- What to do:
#1 From the court judgment excerpt, list every company, law firm and commission it names, giving each one only once.
#2 Carry on the reasons for judgment in the court judgment excerpt, starting right after its final sentence about Mr Colin Grundy.

2. Upon lodgment of a copy of these orders with the Australian Securities and Investments Commission the Terms shall be validly contained in the Constitution of the Applicant.
3. A copy of these orders be lodged with the Australian Securities and Investments Commission for the purposes of and pursuant to s 254E(2) of the Corporations Act 2001.
Note: Settlement and entry of orders is dealt with in Order 36 of the Federal Court Rules.
REASONS FOR JUDGMENT
1 Salt Asia Holdings Pty Ltd (SAH) is a company incorporated in Western Australia on 26 March 1997. It appears from the records of the company at the Australian Securities and Investments Commission (ASIC) that it was initially formed by the law firm, Minter Ellison. Mr Shervington, a partner in that firm, was a director and the secretary of the company from the date of its incorporation. The day following its incorporation, Mr Shervington ceased to be secretary. He was replaced by Mr Colin Grundy.

- Supplied material:
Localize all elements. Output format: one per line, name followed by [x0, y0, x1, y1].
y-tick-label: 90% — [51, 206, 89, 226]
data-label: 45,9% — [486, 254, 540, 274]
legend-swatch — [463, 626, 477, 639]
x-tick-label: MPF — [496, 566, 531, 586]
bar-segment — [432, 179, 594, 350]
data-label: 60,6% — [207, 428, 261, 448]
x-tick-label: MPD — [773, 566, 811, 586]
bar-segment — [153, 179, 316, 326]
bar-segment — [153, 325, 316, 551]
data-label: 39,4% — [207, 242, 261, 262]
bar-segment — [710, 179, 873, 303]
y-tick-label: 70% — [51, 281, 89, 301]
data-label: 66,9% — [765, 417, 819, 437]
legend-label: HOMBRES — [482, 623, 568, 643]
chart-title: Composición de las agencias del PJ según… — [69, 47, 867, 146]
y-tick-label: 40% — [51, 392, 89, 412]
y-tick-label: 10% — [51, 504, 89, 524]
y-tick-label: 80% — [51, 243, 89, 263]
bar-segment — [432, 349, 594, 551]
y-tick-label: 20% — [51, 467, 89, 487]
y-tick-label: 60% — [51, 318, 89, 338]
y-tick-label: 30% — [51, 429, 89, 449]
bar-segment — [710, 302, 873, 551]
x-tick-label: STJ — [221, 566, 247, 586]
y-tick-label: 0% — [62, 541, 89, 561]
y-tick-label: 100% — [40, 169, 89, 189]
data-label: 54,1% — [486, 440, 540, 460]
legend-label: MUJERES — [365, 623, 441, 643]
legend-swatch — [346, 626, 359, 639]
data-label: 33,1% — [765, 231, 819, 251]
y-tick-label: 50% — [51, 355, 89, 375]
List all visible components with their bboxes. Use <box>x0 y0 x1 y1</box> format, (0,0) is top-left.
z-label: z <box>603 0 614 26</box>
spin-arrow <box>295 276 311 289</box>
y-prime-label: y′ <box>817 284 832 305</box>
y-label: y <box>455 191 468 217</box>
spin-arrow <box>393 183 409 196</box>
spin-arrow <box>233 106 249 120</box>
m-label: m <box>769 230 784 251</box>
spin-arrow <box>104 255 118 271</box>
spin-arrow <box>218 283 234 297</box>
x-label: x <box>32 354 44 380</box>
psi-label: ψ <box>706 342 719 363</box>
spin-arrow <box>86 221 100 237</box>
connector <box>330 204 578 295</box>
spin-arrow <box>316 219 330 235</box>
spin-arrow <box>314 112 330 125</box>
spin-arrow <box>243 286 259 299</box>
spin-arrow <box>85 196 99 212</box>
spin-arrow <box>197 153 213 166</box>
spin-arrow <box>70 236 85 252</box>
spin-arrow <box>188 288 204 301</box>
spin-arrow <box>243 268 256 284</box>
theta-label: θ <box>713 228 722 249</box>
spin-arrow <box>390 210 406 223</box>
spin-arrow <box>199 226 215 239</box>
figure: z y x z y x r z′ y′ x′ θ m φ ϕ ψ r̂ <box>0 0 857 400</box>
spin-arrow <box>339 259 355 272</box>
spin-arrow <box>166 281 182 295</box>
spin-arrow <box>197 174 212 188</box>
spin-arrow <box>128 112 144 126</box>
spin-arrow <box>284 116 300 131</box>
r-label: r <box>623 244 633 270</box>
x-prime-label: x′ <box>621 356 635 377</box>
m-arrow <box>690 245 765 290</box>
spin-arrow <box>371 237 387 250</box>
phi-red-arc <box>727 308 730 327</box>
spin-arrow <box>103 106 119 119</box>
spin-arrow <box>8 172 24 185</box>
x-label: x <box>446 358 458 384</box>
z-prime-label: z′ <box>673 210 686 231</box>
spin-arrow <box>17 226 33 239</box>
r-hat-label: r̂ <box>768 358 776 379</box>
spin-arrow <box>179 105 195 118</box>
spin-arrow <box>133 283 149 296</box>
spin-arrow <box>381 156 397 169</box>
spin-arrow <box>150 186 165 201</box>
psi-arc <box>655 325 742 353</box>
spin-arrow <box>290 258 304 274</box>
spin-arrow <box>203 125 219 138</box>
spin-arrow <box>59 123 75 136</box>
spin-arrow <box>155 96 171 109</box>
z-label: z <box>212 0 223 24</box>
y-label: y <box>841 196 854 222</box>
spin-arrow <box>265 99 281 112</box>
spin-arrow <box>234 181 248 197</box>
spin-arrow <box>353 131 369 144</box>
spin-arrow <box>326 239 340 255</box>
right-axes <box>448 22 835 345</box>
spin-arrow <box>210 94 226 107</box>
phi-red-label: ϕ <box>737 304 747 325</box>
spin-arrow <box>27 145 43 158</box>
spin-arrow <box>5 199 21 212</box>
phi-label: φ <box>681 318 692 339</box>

- Answers for each item:
#1 Australian Securities and Investments Commission; Salt Asia Holdings Pty Ltd; Minter Ellison

#2
2 SAH was formed in connection with the development and operation of a salt processing project at Onslow in the State of Western Australia. It is and has at all material times been the majority shareholder in Onslow Salt Pty Ltd. The rest of the shares in that company were held by Gulf Holdings Pty Ltd.
3 As appears from the judgment in Onslow Salt Pty Ltd [2003] FCA 429, agreements relating to the terms and conditions of the funding of the project were made in 1996 and 1997. SAH held 92% of the shares and Gulf held 8%. An amended Subscription Agreement which was made on 9 April 1997 between those three companies and Akzo Nobel Chemicals Pty Ltd and other parties led to a dispute and litigation. The proceedings, instituted by Gulf in this Court in October 2000, named Onslow Salt, Akzo and SAH as respondents. Gulf alleged misrepresentation inducing its entry into the Subscription Agreement, the making of calls other than in accordance with the Agreement, and breach of contract.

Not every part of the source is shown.